* [Problem to solve] Copy, in full, each line of the material that holds the word "this".

>> BEGIN

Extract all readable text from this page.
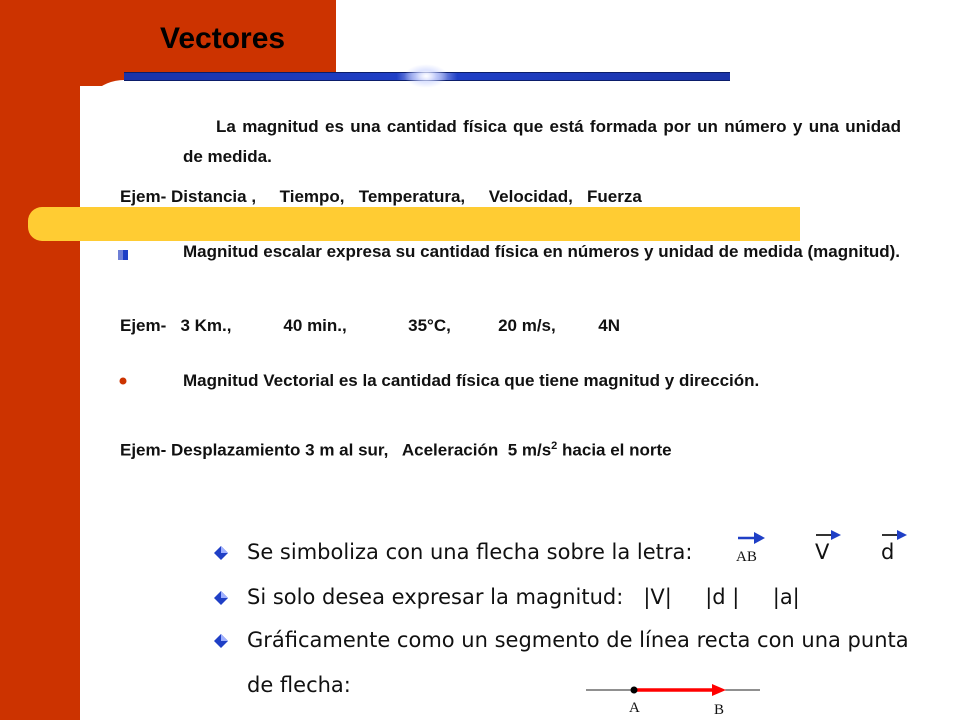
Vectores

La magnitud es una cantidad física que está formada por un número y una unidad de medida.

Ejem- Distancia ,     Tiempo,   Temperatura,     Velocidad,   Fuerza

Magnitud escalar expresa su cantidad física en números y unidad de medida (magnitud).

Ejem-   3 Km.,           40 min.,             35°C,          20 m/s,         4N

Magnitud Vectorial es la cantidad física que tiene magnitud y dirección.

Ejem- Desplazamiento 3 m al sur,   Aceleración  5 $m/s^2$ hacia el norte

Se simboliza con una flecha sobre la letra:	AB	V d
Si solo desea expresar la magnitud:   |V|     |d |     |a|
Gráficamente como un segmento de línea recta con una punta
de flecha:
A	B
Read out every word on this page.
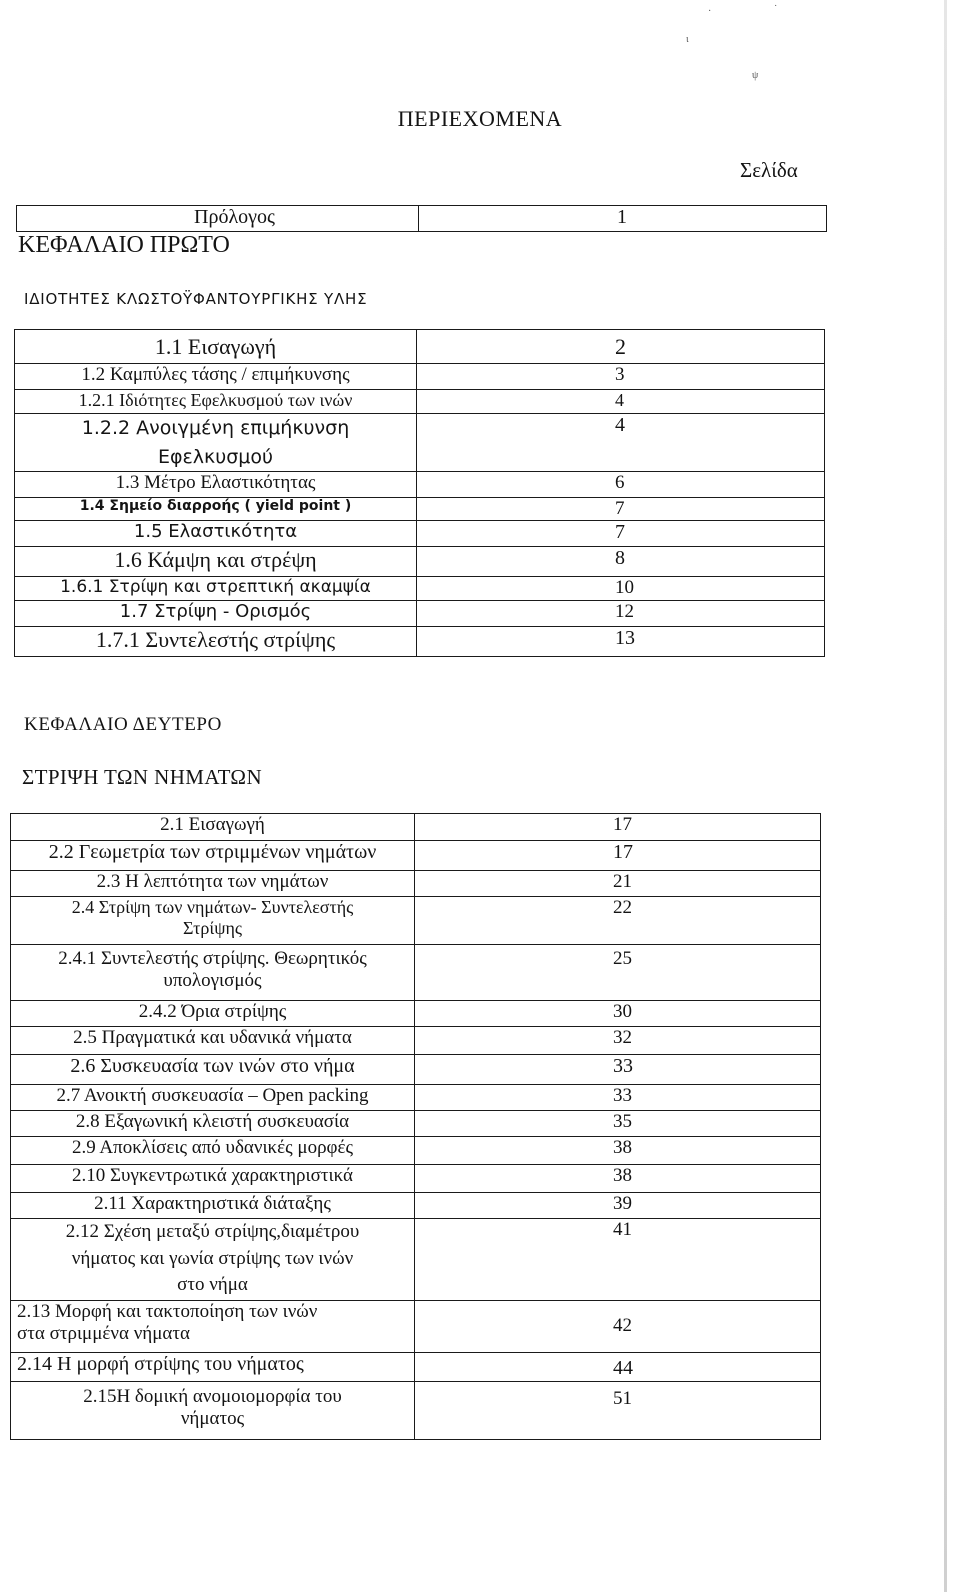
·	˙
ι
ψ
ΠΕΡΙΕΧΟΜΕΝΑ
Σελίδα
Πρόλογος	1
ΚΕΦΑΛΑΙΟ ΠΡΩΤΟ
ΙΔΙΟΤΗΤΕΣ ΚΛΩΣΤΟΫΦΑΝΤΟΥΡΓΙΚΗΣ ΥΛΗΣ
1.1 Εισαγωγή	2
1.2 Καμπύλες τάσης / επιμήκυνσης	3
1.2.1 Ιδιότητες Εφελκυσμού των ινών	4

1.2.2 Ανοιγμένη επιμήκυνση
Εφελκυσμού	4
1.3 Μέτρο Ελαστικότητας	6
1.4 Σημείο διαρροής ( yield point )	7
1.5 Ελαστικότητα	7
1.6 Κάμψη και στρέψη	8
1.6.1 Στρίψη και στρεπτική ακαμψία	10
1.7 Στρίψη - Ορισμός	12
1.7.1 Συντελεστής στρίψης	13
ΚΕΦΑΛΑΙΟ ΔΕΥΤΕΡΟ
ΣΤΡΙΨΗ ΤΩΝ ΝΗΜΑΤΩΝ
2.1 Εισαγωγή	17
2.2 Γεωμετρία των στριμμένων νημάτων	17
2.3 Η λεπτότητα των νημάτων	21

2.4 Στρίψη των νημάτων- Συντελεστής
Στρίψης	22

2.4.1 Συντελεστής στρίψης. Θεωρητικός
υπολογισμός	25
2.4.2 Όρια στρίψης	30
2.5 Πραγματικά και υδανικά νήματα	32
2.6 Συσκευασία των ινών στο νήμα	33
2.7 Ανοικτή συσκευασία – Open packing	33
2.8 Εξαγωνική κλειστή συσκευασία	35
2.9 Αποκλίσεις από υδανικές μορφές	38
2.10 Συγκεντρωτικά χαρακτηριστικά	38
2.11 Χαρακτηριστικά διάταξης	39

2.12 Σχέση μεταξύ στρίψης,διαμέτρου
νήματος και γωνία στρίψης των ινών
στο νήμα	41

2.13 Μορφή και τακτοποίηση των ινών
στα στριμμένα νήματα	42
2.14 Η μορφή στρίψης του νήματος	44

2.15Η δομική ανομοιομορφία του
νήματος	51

>> END
>> BEGIN

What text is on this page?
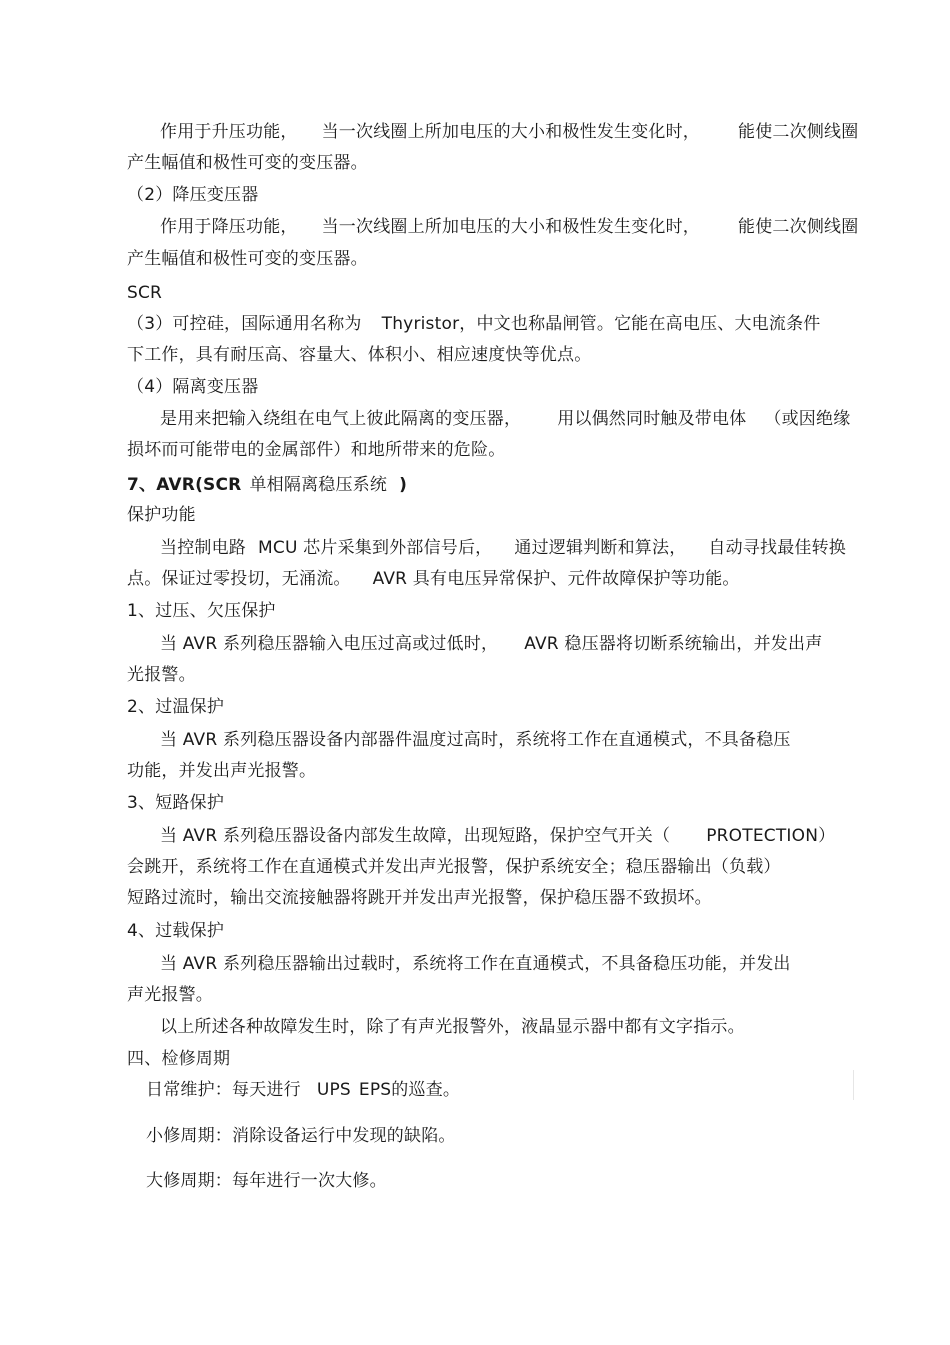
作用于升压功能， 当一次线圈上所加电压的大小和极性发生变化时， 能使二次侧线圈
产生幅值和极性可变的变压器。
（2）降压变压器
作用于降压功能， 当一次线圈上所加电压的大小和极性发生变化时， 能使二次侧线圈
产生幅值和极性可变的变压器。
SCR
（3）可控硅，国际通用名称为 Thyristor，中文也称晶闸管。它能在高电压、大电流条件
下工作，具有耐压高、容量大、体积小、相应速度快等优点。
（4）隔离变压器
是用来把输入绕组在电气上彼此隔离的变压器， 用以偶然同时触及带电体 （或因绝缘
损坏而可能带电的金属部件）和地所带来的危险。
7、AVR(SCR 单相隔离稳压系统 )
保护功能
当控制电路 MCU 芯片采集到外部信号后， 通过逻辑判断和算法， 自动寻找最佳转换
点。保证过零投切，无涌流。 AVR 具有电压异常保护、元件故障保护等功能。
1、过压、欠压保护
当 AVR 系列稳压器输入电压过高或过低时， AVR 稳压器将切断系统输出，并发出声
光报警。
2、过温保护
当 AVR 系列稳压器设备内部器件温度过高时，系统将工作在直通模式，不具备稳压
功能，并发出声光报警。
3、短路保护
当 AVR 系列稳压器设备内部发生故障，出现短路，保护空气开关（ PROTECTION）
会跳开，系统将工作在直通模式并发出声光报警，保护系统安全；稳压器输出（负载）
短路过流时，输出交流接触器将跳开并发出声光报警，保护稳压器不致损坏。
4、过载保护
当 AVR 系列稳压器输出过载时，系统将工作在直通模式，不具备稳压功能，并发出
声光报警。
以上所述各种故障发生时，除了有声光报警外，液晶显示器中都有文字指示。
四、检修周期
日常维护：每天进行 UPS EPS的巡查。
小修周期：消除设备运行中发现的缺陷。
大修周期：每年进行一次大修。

>> END

* [Final result]
Extract all readable text from this page.
Read out every word on this page.
What text is on this page?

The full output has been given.